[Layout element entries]
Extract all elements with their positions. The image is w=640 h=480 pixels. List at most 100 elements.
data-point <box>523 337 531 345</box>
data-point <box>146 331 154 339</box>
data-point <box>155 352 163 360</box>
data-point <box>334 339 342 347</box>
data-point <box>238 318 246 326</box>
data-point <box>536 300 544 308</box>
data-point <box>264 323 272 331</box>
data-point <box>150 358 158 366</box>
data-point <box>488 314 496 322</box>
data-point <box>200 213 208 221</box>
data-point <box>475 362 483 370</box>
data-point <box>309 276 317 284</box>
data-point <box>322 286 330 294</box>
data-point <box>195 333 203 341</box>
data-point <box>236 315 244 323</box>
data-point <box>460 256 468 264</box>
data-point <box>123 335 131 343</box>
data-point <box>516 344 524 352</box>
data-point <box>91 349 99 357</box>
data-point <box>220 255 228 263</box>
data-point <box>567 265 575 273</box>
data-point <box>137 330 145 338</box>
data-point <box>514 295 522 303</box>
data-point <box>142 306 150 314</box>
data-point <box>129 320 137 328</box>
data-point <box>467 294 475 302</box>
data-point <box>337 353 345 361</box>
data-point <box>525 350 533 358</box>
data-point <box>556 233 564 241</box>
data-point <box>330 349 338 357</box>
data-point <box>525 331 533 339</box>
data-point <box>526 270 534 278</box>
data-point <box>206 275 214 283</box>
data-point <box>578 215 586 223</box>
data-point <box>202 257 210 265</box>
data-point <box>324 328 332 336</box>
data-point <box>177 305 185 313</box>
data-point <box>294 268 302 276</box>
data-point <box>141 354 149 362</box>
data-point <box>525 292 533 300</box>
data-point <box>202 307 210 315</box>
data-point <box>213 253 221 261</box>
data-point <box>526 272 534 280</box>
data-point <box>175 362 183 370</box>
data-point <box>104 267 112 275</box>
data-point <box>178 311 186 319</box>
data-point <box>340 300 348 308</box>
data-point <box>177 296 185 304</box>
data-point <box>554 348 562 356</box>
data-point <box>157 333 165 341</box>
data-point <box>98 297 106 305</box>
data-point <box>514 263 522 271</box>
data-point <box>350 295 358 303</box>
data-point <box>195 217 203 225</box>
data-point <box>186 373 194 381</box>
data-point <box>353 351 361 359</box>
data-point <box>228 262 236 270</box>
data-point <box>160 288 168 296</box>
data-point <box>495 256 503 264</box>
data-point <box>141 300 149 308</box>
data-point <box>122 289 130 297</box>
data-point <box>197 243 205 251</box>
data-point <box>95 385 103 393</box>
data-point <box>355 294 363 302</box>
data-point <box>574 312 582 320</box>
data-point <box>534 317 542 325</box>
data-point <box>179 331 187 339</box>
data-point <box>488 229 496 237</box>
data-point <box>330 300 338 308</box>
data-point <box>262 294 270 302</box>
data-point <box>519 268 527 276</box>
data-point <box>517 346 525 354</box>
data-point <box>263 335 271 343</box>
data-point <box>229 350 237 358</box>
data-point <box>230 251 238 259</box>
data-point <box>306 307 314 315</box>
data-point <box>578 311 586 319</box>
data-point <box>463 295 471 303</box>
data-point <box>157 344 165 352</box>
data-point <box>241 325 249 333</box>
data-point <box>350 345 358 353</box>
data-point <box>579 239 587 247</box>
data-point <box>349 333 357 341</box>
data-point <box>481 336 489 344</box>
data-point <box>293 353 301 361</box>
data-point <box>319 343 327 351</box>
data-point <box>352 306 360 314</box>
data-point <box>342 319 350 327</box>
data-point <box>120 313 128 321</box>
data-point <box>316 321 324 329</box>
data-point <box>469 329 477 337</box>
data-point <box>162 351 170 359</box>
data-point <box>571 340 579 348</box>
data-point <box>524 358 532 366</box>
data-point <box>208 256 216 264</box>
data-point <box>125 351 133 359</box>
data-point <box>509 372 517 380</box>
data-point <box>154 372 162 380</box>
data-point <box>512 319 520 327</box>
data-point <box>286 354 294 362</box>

▶ _GOAL_: Put the lines of the items above into a JSON list of strings, one string per line with blank lines left out. Begin at the very first line of the items and stop after the line that has "data-point <box>514 263 522 271</box>".

▶ _WRITTEN SOLUTION_:
[
  "Extract all elements with their positions. The image is w=640 h=480 pixels. List at most 100 elements.",
  "data-point <box>523 337 531 345</box>",
  "data-point <box>146 331 154 339</box>",
  "data-point <box>155 352 163 360</box>",
  "data-point <box>334 339 342 347</box>",
  "data-point <box>238 318 246 326</box>",
  "data-point <box>536 300 544 308</box>",
  "data-point <box>264 323 272 331</box>",
  "data-point <box>150 358 158 366</box>",
  "data-point <box>488 314 496 322</box>",
  "data-point <box>200 213 208 221</box>",
  "data-point <box>475 362 483 370</box>",
  "data-point <box>309 276 317 284</box>",
  "data-point <box>322 286 330 294</box>",
  "data-point <box>195 333 203 341</box>",
  "data-point <box>236 315 244 323</box>",
  "data-point <box>460 256 468 264</box>",
  "data-point <box>123 335 131 343</box>",
  "data-point <box>516 344 524 352</box>",
  "data-point <box>91 349 99 357</box>",
  "data-point <box>220 255 228 263</box>",
  "data-point <box>567 265 575 273</box>",
  "data-point <box>137 330 145 338</box>",
  "data-point <box>514 295 522 303</box>",
  "data-point <box>142 306 150 314</box>",
  "data-point <box>129 320 137 328</box>",
  "data-point <box>467 294 475 302</box>",
  "data-point <box>337 353 345 361</box>",
  "data-point <box>525 350 533 358</box>",
  "data-point <box>556 233 564 241</box>",
  "data-point <box>330 349 338 357</box>",
  "data-point <box>525 331 533 339</box>",
  "data-point <box>526 270 534 278</box>",
  "data-point <box>206 275 214 283</box>",
  "data-point <box>578 215 586 223</box>",
  "data-point <box>202 257 210 265</box>",
  "data-point <box>324 328 332 336</box>",
  "data-point <box>177 305 185 313</box>",
  "data-point <box>294 268 302 276</box>",
  "data-point <box>141 354 149 362</box>",
  "data-point <box>525 292 533 300</box>",
  "data-point <box>202 307 210 315</box>",
  "data-point <box>213 253 221 261</box>",
  "data-point <box>526 272 534 280</box>",
  "data-point <box>175 362 183 370</box>",
  "data-point <box>104 267 112 275</box>",
  "data-point <box>178 311 186 319</box>",
  "data-point <box>340 300 348 308</box>",
  "data-point <box>177 296 185 304</box>",
  "data-point <box>554 348 562 356</box>",
  "data-point <box>157 333 165 341</box>",
  "data-point <box>98 297 106 305</box>",
  "data-point <box>514 263 522 271</box>"
]